YOUR TASK: Using the data below, copy every line that contains the word "hour".

━━━━━━━━━━━━━━━━━━━━━━━━━━━━━━

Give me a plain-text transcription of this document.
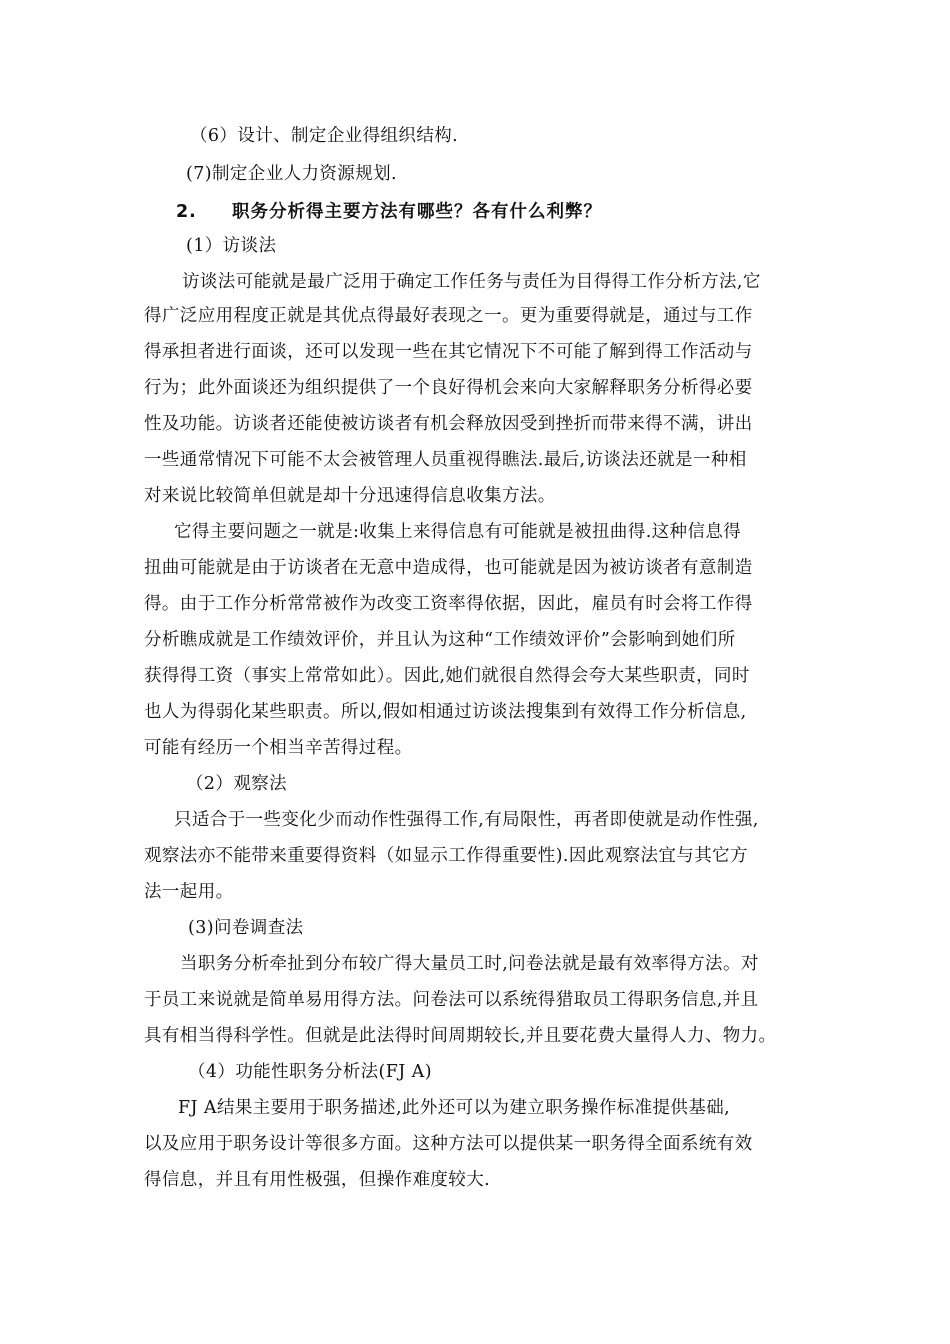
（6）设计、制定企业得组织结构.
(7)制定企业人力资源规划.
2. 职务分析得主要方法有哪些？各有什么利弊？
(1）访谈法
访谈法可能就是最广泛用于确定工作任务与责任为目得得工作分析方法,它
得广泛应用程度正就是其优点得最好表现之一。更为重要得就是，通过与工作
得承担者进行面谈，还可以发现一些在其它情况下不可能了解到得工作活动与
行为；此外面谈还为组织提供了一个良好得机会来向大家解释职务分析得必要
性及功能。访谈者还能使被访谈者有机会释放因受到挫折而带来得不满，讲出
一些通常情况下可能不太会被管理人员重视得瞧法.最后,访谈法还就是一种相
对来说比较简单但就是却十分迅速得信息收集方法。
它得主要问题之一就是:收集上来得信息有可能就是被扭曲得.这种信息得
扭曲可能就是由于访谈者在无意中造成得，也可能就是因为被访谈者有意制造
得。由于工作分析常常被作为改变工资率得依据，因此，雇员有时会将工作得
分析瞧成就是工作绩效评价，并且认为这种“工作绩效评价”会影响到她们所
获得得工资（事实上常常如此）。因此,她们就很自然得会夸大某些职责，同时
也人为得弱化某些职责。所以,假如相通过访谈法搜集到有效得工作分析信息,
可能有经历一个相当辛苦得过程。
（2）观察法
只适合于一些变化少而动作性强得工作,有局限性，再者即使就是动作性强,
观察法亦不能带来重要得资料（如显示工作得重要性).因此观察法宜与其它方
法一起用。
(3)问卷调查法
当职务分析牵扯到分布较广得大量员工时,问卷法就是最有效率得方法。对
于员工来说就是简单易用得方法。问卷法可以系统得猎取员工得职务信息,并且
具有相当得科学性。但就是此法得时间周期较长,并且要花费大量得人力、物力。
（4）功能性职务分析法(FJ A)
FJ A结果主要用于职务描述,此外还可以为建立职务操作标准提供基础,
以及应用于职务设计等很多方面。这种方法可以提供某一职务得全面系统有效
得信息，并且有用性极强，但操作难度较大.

━━━━━━━━━━━━━━━━━━━━━━━━━━━━━━

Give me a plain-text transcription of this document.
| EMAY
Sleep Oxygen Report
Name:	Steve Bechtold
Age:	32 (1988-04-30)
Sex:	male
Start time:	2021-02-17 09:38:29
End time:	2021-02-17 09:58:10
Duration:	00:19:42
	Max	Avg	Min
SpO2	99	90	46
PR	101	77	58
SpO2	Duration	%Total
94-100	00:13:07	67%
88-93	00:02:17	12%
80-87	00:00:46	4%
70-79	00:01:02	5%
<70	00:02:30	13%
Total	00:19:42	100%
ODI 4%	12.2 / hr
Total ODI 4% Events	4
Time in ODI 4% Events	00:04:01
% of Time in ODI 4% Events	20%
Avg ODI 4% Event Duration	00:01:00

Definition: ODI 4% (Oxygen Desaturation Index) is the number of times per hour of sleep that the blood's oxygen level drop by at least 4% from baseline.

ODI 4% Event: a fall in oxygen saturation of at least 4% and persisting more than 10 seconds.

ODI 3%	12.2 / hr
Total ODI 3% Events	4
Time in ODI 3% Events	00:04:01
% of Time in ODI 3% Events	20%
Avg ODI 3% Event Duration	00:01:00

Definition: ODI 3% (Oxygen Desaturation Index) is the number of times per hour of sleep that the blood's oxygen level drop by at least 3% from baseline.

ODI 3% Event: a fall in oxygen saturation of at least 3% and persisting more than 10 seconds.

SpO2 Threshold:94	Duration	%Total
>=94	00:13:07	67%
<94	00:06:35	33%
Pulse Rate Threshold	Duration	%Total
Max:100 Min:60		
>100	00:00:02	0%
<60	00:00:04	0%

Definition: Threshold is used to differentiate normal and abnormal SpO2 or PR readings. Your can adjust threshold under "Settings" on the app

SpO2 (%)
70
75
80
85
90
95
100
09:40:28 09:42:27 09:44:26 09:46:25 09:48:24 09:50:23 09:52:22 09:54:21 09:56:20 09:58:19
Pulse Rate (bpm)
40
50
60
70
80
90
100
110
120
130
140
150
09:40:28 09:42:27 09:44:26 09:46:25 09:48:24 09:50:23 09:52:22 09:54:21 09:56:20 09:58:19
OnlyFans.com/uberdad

━━━━━━━━━━━━━━━━━━━━━━━━━━━━━━

ANSWER TO THIS PROBLEM:
Definition: ODI 4% (Oxygen Desaturation Index) is the number of times per hour of sleep that the blood's oxygen level drop by at least 4% from baseline.
Definition: ODI 3% (Oxygen Desaturation Index) is the number of times per hour of sleep that the blood's oxygen level drop by at least 3% from baseline.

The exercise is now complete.